Exercise instructions |
Skip the pictures. Copy all the rest of the records down exactly.

Records |
--*--
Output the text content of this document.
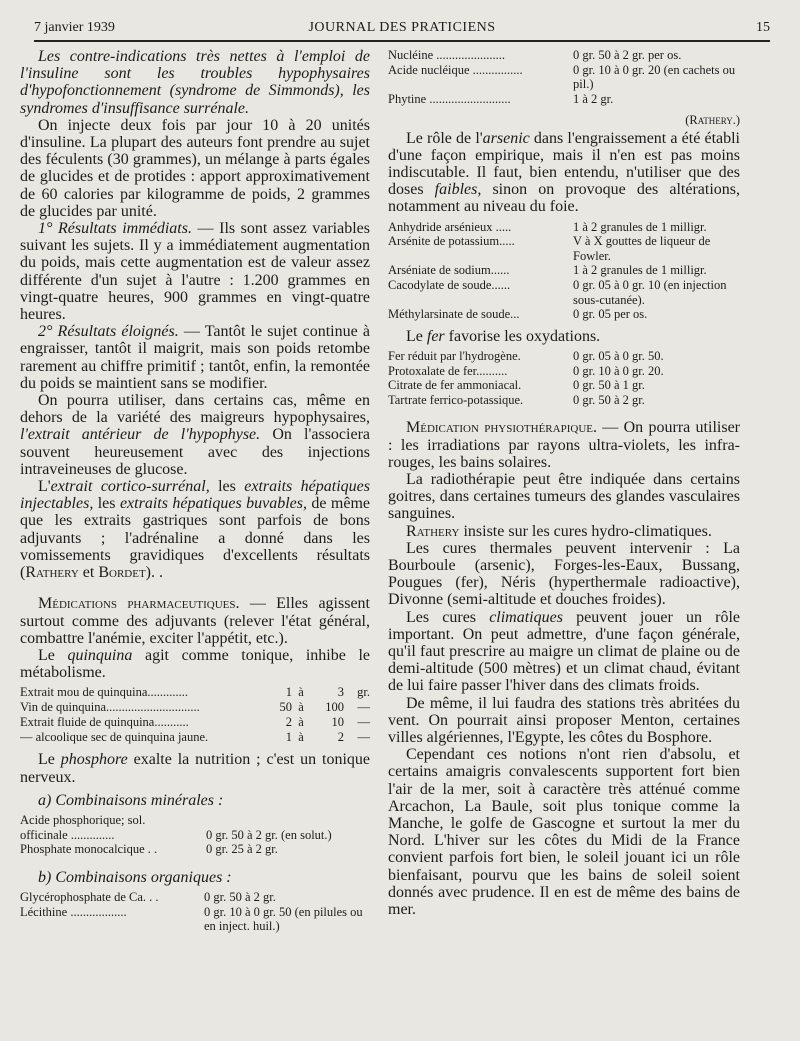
7 janvier 1939	JOURNAL DES PRATICIENS	15

Les contre-indications très nettes à l'emploi de l'insuline sont les troubles hypophysaires d'hypofonctionnement (syndrome de Simmonds), les syndromes d'insuffisance surrénale.

On injecte deux fois par jour 10 à 20 unités d'insuline. La plupart des auteurs font prendre au sujet des féculents (30 grammes), un mélange à parts égales de glucides et de protides : apport approximativement de 60 calories par kilogramme de poids, 2 grammes de glucides par unité.

1° Résultats immédiats. — Ils sont assez variables suivant les sujets. Il y a immédiatement augmentation du poids, mais cette augmentation est de valeur assez différente d'un sujet à l'autre : 1.200 grammes en vingt-quatre heures, 900 grammes en vingt-quatre heures.

2° Résultats éloignés. — Tantôt le sujet continue à engraisser, tantôt il maigrit, mais son poids retombe rarement au chiffre primitif ; tantôt, enfin, la remontée du poids se maintient sans se modifier.

On pourra utiliser, dans certains cas, même en dehors de la variété des maigreurs hypophysaires, l'extrait antérieur de l'hypophyse. On l'associera souvent heureusement avec des injections intraveineuses de glucose.

L'extrait cortico-surrénal, les extraits hépatiques injectables, les extraits hépatiques buvables, de même que les extraits gastriques sont parfois de bons adjuvants ; l'adrénaline a donné dans les vomissements gravidiques d'excellents résultats (Rathery et Bordet). .

Médications pharmaceutiques. — Elles agissent surtout comme des adjuvants (relever l'état général, combattre l'anémie, exciter l'appétit, etc.).

Le quinquina agit comme tonique, inhibe le métabolisme.

Extrait mou de quinquina.............	1 à	3	gr.
Vin de quinquina..............................	50 à	100	—
Extrait fluide de quinquina...........	2 à	10	—
— alcoolique sec de quinquina jaune.	1 à	2	—

Le phosphore exalte la nutrition ; c'est un tonique nerveux.

a) Combinaisons minérales :

Acide phosphorique; sol.
officinale ..............	0 gr. 50 à 2 gr. (en solut.)
Phosphate monocalcique . .	0 gr. 25 à 2 gr.

b) Combinaisons organiques :

Glycérophosphate de Ca. . .	0 gr. 50 à 2 gr.
Lécithine ..................	0 gr. 10 à 0 gr. 50 (en pilules ou en inject. huil.)
Nucléine ......................	0 gr. 50 à 2 gr. per os.
Acide nucléique ................	0 gr. 10 à 0 gr. 20 (en cachets ou pil.)
Phytine ..........................	1 à 2 gr.
(Rathery.)

Le rôle de l'arsenic dans l'engraissement a été établi d'une façon empirique, mais il n'en est pas moins indiscutable. Il faut, bien entendu, n'utiliser que des doses faibles, sinon on provoque des altérations, notamment au niveau du foie.

Anhydride arsénieux .....	1 à 2 granules de 1 milligr.
Arsénite de potassium.....	V à X gouttes de liqueur de Fowler.
Arséniate de sodium......	1 à 2 granules de 1 milligr.
Cacodylate de soude......	0 gr. 05 à 0 gr. 10 (en injection sous-cutanée).
Méthylarsinate de soude...	0 gr. 05 per os.

Le fer favorise les oxydations.

Fer réduit par l'hydrogène.	0 gr. 05 à 0 gr. 50.
Protoxalate de fer..........	0 gr. 10 à 0 gr. 20.
Citrate de fer ammoniacal.	0 gr. 50 à 1 gr.
Tartrate ferrico-potassique.	0 gr. 50 à 2 gr.

Médication physiothérapique. — On pourra utiliser : les irradiations par rayons ultra-violets, les infra-rouges, les bains solaires.

La radiothérapie peut être indiquée dans certains goitres, dans certaines tumeurs des glandes vasculaires sanguines.

Rathery insiste sur les cures hydro-climatiques.

Les cures thermales peuvent intervenir : La Bourboule (arsenic), Forges-les-Eaux, Bussang, Pougues (fer), Néris (hyperthermale radioactive), Divonne (semi-altitude et douches froides).

Les cures climatiques peuvent jouer un rôle important. On peut admettre, d'une façon générale, qu'il faut prescrire au maigre un climat de plaine ou de demi-altitude (500 mètres) et un climat chaud, évitant de lui faire passer l'hiver dans des climats froids.

De même, il lui faudra des stations très abritées du vent. On pourrait ainsi proposer Menton, certaines villes algériennes, l'Egypte, les côtes du Bosphore.

Cependant ces notions n'ont rien d'absolu, et certains amaigris convalescents supportent fort bien l'air de la mer, soit à caractère très atténué comme Arcachon, La Baule, soit plus tonique comme la Manche, le golfe de Gascogne et surtout la mer du Nord. L'hiver sur les côtes du Midi de la France convient parfois fort bien, le soleil jouant ici un rôle bienfaisant, pourvu que les bains de soleil soient donnés avec prudence. Il en est de même des bains de mer.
--*--
Written answer |
Output the text content of this document.
7 janvier 1939	JOURNAL DES PRATICIENS	15

Les contre-indications très nettes à l'emploi de l'insuline sont les troubles hypophysaires d'hypofonctionnement (syndrome de Simmonds), les syndromes d'insuffisance surrénale.

On injecte deux fois par jour 10 à 20 unités d'insuline. La plupart des auteurs font prendre au sujet des féculents (30 grammes), un mélange à parts égales de glucides et de protides : apport approximativement de 60 calories par kilogramme de poids, 2 grammes de glucides par unité.

1° Résultats immédiats. — Ils sont assez variables suivant les sujets. Il y a immédiatement augmentation du poids, mais cette augmentation est de valeur assez différente d'un sujet à l'autre : 1.200 grammes en vingt-quatre heures, 900 grammes en vingt-quatre heures.

2° Résultats éloignés. — Tantôt le sujet continue à engraisser, tantôt il maigrit, mais son poids retombe rarement au chiffre primitif ; tantôt, enfin, la remontée du poids se maintient sans se modifier.

On pourra utiliser, dans certains cas, même en dehors de la variété des maigreurs hypophysaires, l'extrait antérieur de l'hypophyse. On l'associera souvent heureusement avec des injections intraveineuses de glucose.

L'extrait cortico-surrénal, les extraits hépatiques injectables, les extraits hépatiques buvables, de même que les extraits gastriques sont parfois de bons adjuvants ; l'adrénaline a donné dans les vomissements gravidiques d'excellents résultats (Rathery et Bordet). .

Médications pharmaceutiques. — Elles agissent surtout comme des adjuvants (relever l'état général, combattre l'anémie, exciter l'appétit, etc.).

Le quinquina agit comme tonique, inhibe le métabolisme.

Extrait mou de quinquina.............	1 à	3	gr.
Vin de quinquina..............................	50 à	100	—
Extrait fluide de quinquina...........	2 à	10	—
— alcoolique sec de quinquina jaune.	1 à	2	—

Le phosphore exalte la nutrition ; c'est un tonique nerveux.

a) Combinaisons minérales :

Acide phosphorique; sol.
officinale ..............	0 gr. 50 à 2 gr. (en solut.)
Phosphate monocalcique . .	0 gr. 25 à 2 gr.

b) Combinaisons organiques :

Glycérophosphate de Ca. . .	0 gr. 50 à 2 gr.
Lécithine ..................	0 gr. 10 à 0 gr. 50 (en pilules ou en inject. huil.)
Nucléine ......................	0 gr. 50 à 2 gr. per os.
Acide nucléique ................	0 gr. 10 à 0 gr. 20 (en cachets ou pil.)
Phytine ..........................	1 à 2 gr.
(Rathery.)

Le rôle de l'arsenic dans l'engraissement a été établi d'une façon empirique, mais il n'en est pas moins indiscutable. Il faut, bien entendu, n'utiliser que des doses faibles, sinon on provoque des altérations, notamment au niveau du foie.

Anhydride arsénieux .....	1 à 2 granules de 1 milligr.
Arsénite de potassium.....	V à X gouttes de liqueur de Fowler.
Arséniate de sodium......	1 à 2 granules de 1 milligr.
Cacodylate de soude......	0 gr. 05 à 0 gr. 10 (en injection sous-cutanée).
Méthylarsinate de soude...	0 gr. 05 per os.

Le fer favorise les oxydations.

Fer réduit par l'hydrogène.	0 gr. 05 à 0 gr. 50.
Protoxalate de fer..........	0 gr. 10 à 0 gr. 20.
Citrate de fer ammoniacal.	0 gr. 50 à 1 gr.
Tartrate ferrico-potassique.	0 gr. 50 à 2 gr.

Médication physiothérapique. — On pourra utiliser : les irradiations par rayons ultra-violets, les infra-rouges, les bains solaires.

La radiothérapie peut être indiquée dans certains goitres, dans certaines tumeurs des glandes vasculaires sanguines.

Rathery insiste sur les cures hydro-climatiques.

Les cures thermales peuvent intervenir : La Bourboule (arsenic), Forges-les-Eaux, Bussang, Pougues (fer), Néris (hyperthermale radioactive), Divonne (semi-altitude et douches froides).

Les cures climatiques peuvent jouer un rôle important. On peut admettre, d'une façon générale, qu'il faut prescrire au maigre un climat de plaine ou de demi-altitude (500 mètres) et un climat chaud, évitant de lui faire passer l'hiver dans des climats froids.

De même, il lui faudra des stations très abritées du vent. On pourrait ainsi proposer Menton, certaines villes algériennes, l'Egypte, les côtes du Bosphore.

Cependant ces notions n'ont rien d'absolu, et certains amaigris convalescents supportent fort bien l'air de la mer, soit à caractère très atténué comme Arcachon, La Baule, soit plus tonique comme la Manche, le golfe de Gascogne et surtout la mer du Nord. L'hiver sur les côtes du Midi de la France convient parfois fort bien, le soleil jouant ici un rôle bienfaisant, pourvu que les bains de soleil soient donnés avec prudence. Il en est de même des bains de mer.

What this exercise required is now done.